▸ Available records:
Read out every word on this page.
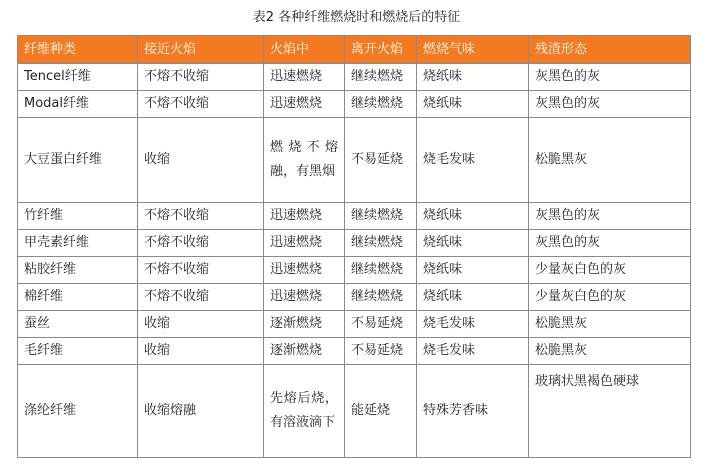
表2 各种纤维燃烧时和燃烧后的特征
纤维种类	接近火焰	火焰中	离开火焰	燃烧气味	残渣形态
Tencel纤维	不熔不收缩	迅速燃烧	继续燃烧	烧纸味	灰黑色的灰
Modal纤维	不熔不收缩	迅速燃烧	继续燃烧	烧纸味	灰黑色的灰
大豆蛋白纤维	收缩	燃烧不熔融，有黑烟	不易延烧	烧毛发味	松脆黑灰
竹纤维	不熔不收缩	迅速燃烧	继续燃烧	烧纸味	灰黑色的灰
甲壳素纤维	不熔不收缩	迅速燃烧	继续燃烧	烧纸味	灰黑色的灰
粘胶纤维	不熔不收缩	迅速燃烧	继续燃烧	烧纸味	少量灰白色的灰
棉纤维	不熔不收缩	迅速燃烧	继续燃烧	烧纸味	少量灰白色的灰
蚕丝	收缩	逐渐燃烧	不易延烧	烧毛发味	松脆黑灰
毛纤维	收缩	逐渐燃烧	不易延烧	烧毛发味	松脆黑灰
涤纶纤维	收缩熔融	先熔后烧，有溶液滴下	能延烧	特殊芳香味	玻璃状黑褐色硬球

==

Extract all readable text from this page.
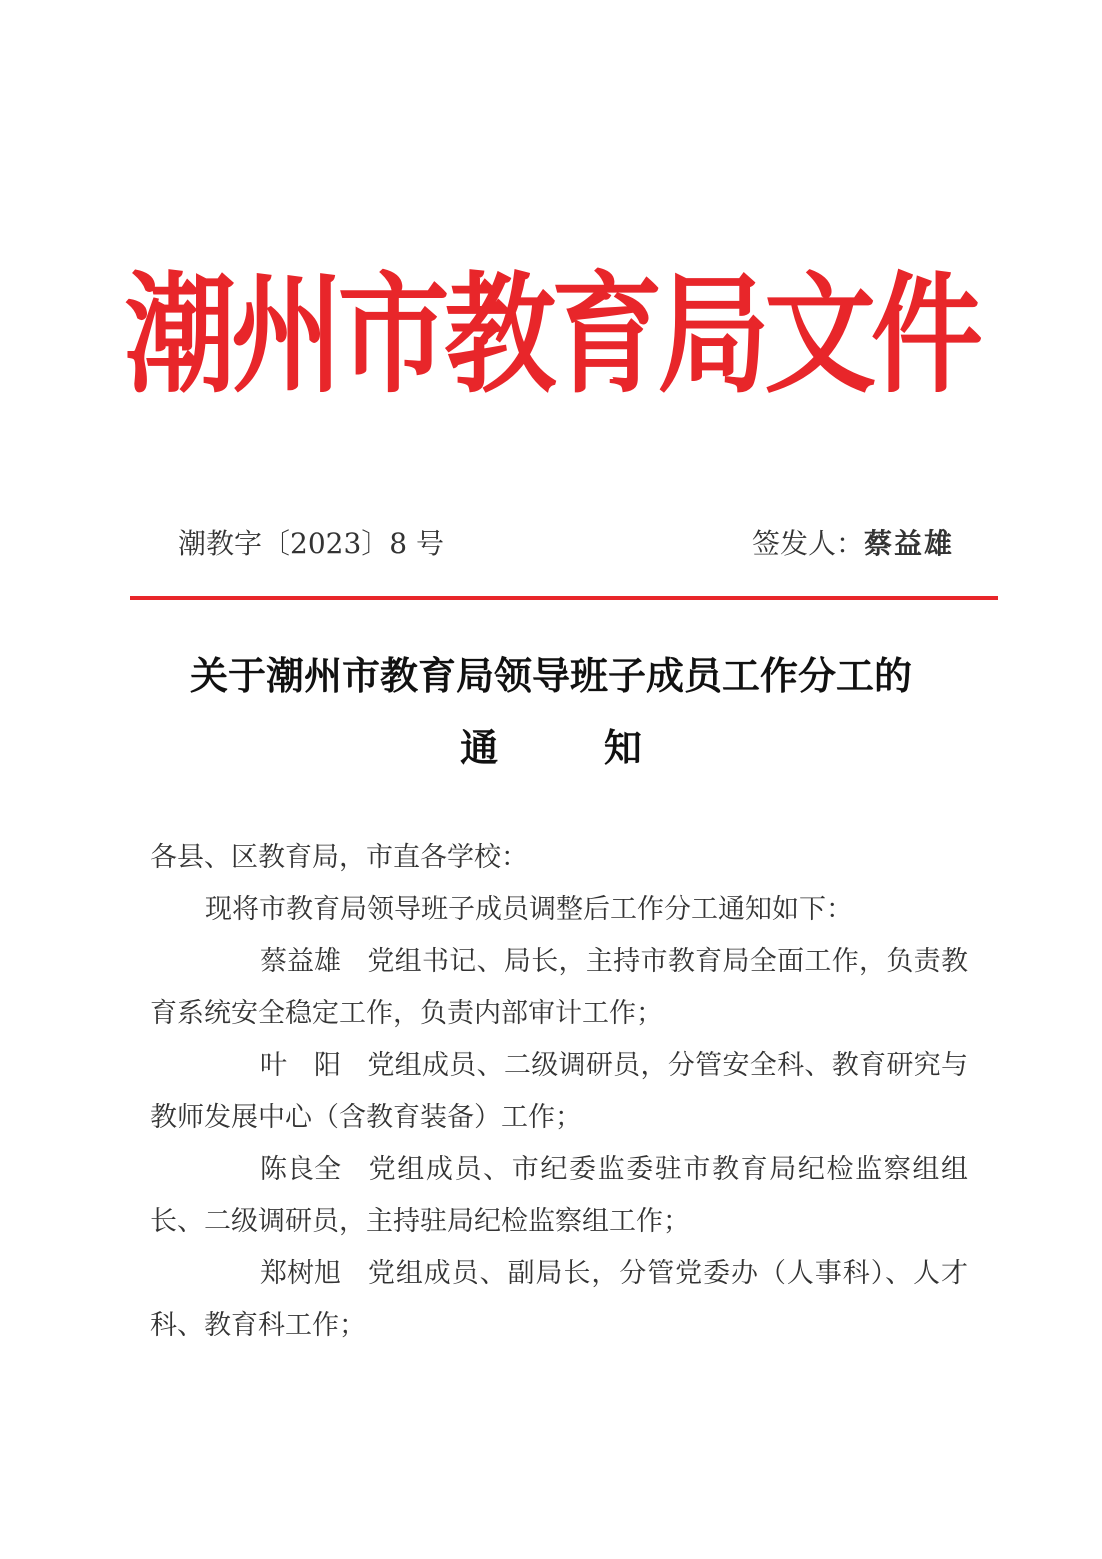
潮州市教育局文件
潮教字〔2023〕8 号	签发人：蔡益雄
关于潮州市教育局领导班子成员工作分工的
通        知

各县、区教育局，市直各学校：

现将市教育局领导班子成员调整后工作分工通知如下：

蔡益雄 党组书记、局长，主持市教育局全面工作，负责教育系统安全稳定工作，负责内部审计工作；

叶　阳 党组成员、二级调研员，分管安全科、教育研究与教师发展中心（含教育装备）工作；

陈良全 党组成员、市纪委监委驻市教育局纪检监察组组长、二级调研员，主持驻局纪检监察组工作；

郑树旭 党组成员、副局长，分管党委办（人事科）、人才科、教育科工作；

▸ Problem to solve:
Only the number is wanted: how many lines of these entries contain the string "灰黑色的灰"?

▸ Response to this task:
4